Work to do.
Collect every line below that contains the word "เวลาน".

Dataset items
..............................

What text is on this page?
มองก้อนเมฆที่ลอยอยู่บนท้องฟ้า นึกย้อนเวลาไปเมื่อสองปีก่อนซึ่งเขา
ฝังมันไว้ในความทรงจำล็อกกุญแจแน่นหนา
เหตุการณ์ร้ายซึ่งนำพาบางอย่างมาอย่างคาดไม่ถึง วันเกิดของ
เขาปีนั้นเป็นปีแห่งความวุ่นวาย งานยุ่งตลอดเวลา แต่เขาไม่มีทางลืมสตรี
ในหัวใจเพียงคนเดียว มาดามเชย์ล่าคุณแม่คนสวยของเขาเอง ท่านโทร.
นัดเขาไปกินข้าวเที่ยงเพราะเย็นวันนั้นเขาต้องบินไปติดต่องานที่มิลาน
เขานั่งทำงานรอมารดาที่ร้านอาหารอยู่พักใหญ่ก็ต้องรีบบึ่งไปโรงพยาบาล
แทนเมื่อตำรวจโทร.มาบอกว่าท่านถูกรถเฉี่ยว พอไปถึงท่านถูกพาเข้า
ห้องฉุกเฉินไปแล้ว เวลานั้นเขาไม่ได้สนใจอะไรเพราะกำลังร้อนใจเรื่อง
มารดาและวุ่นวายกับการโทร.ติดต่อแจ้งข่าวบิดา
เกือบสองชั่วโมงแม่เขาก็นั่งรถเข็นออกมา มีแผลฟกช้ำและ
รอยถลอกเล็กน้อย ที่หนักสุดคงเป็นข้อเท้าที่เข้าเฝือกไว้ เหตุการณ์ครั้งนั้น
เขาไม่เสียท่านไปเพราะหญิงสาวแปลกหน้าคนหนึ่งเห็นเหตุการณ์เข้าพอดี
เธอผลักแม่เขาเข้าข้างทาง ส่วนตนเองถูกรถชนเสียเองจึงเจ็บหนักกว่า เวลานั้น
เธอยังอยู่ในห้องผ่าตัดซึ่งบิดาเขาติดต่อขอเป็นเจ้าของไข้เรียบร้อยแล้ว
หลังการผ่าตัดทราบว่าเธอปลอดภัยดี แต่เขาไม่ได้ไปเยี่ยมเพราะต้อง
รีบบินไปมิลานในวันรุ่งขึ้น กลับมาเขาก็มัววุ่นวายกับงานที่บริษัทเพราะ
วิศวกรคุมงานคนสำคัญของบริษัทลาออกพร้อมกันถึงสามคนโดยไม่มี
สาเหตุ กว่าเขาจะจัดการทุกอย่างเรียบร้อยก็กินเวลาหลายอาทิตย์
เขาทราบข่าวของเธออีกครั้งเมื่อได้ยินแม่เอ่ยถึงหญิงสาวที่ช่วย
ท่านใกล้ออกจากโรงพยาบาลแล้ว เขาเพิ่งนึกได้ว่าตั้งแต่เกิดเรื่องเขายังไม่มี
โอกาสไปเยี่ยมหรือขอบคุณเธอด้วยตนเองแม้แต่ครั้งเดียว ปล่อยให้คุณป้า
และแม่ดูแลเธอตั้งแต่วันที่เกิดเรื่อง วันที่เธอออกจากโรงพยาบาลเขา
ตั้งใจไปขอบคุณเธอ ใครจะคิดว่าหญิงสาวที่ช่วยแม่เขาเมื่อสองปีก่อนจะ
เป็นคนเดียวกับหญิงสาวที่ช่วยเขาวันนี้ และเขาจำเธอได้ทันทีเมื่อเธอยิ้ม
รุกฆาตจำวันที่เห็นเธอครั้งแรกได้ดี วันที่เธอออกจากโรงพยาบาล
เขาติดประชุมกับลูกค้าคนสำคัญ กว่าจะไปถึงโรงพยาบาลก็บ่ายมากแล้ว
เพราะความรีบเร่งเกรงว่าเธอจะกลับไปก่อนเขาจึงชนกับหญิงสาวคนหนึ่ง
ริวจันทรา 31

..............................

Solved problem.
ห้องฉุกเฉินไปแล้ว เวลานั้นเขาไม่ได้สนใจอะไรเพราะกำลังร้อนใจเรื่อง
เธอผลักแม่เขาเข้าข้างทาง ส่วนตนเองถูกรถชนเสียเองจึงเจ็บหนักกว่า เวลานั้น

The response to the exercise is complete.